WHAT YOU HAVE TO DO:
Sift the listing for lines that hold the string "Time" and pull them out.

------------------------------

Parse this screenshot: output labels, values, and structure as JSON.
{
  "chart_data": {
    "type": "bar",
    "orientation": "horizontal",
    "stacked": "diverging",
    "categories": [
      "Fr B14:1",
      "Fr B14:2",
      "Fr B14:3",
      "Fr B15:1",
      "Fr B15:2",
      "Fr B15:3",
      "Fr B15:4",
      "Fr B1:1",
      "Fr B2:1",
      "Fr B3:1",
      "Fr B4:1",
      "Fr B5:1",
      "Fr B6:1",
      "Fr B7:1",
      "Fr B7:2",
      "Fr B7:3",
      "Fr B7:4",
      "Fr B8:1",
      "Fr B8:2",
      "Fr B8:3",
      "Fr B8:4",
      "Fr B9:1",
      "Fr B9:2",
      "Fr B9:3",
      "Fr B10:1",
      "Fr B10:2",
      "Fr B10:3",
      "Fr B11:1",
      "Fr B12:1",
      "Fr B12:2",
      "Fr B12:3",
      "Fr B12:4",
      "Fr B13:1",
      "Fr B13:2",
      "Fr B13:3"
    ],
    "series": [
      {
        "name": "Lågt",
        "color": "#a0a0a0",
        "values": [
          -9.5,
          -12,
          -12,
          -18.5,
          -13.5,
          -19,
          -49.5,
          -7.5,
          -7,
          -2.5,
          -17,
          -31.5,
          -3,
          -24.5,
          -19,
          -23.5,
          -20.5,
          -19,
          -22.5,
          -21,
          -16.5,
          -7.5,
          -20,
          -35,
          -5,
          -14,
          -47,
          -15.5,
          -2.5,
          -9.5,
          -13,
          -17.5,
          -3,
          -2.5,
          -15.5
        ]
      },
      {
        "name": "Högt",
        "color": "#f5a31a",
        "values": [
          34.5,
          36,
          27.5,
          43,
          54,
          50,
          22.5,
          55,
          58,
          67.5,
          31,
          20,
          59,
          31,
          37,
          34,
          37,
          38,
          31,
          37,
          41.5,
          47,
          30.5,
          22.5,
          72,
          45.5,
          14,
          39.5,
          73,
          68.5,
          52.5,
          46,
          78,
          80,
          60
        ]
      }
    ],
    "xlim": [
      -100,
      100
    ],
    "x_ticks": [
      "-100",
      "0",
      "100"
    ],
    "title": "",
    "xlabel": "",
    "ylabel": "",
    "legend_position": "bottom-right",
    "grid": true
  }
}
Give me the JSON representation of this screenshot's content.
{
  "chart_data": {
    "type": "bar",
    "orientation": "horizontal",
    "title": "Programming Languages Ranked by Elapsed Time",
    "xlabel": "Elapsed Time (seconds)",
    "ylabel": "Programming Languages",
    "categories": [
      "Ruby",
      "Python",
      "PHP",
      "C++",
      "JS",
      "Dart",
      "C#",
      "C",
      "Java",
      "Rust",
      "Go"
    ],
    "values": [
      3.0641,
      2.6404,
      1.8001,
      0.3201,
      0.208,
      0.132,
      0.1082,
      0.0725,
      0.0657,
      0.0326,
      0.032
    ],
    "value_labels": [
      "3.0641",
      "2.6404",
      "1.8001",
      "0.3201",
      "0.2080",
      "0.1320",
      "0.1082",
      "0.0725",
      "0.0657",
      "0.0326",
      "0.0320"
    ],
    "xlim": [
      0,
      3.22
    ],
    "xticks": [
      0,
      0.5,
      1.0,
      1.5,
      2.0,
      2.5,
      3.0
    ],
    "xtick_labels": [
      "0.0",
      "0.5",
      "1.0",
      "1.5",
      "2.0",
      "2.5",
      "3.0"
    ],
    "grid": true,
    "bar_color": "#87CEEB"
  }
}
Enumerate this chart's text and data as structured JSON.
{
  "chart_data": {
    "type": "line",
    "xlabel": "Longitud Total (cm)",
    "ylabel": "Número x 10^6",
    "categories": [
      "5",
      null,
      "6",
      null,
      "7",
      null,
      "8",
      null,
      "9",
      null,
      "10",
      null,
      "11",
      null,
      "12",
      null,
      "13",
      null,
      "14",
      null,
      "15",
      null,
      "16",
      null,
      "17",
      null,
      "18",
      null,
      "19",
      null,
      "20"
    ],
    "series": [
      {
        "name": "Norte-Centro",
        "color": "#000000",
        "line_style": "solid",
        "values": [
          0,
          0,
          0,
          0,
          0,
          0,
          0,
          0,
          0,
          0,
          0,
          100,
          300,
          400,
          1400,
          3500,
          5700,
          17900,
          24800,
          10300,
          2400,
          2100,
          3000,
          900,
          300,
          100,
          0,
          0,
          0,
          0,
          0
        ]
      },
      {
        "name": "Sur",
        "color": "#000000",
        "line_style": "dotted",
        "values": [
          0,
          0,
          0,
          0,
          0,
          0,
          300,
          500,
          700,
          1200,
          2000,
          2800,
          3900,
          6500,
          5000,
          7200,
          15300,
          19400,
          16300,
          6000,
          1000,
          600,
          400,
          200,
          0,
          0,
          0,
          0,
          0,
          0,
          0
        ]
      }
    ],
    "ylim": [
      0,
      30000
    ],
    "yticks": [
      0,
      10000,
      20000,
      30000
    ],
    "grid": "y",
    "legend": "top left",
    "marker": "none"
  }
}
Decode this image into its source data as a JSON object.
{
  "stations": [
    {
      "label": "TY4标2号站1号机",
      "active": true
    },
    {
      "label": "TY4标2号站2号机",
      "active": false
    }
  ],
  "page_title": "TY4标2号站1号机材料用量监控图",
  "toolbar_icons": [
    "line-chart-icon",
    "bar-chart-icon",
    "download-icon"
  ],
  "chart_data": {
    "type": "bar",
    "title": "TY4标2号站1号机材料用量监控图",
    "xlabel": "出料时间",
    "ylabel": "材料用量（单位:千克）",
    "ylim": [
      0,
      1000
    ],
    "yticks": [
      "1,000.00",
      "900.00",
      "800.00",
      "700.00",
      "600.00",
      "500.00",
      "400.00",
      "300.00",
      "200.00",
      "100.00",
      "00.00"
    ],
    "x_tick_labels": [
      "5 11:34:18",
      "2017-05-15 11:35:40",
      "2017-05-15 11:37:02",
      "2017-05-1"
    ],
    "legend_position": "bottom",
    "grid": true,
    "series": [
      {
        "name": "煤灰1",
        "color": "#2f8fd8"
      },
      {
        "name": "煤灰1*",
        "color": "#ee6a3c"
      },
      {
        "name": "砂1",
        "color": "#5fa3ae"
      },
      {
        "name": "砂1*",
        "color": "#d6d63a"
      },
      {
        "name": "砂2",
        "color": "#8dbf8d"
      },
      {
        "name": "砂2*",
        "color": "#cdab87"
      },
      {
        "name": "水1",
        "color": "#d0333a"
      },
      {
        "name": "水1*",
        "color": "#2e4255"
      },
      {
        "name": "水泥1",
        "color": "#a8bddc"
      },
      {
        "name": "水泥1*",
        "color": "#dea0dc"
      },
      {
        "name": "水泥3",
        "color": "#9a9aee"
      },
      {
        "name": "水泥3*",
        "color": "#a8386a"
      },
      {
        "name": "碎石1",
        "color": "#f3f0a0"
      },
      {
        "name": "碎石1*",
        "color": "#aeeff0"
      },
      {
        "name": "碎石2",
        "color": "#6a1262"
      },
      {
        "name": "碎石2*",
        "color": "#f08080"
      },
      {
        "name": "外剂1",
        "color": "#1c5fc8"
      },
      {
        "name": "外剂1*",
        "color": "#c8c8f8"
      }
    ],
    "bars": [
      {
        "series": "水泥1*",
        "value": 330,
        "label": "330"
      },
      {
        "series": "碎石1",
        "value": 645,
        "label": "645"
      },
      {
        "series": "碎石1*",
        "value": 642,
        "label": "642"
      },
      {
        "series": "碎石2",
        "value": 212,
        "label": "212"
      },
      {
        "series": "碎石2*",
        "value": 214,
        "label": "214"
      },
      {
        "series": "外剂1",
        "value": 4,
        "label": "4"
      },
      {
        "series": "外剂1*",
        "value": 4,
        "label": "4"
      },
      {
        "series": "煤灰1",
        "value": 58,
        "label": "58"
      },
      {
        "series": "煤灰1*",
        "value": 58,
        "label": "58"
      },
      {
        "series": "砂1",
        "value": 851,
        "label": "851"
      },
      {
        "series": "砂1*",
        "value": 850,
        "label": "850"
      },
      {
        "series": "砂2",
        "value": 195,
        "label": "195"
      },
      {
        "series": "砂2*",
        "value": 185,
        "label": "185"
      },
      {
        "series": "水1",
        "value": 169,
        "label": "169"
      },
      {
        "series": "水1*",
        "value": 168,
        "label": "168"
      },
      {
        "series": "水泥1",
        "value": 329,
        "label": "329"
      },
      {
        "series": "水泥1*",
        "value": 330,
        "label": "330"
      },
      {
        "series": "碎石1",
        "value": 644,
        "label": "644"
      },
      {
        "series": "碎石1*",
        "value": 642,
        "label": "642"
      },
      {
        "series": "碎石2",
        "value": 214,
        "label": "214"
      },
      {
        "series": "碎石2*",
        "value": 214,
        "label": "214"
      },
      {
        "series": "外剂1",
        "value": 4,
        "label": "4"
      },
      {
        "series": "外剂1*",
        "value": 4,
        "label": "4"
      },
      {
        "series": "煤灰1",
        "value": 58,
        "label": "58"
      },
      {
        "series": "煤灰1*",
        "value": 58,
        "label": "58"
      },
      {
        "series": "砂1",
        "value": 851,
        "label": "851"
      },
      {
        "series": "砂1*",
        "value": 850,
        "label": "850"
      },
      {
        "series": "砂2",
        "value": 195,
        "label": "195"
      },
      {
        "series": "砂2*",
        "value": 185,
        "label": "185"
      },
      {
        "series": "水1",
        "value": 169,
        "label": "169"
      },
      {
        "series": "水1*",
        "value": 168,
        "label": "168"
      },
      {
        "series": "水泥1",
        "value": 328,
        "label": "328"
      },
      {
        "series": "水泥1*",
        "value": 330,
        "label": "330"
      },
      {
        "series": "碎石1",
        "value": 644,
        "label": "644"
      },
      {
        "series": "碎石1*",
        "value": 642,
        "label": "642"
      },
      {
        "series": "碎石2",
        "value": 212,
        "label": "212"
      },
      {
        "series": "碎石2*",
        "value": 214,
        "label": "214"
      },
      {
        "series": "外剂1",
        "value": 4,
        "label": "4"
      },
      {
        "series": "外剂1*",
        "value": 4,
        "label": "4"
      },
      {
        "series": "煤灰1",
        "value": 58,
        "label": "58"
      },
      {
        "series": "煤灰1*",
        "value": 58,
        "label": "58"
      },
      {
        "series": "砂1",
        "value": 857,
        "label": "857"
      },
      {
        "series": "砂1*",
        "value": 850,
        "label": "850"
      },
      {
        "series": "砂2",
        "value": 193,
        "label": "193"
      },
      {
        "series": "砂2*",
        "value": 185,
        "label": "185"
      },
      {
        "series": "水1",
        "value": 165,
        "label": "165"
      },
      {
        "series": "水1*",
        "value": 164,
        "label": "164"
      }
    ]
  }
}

------------------------------

EXPECTED ANSWER:
    "title": "Programming Languages Ranked by Elapsed Time",
    "xlabel": "Elapsed Time (seconds)",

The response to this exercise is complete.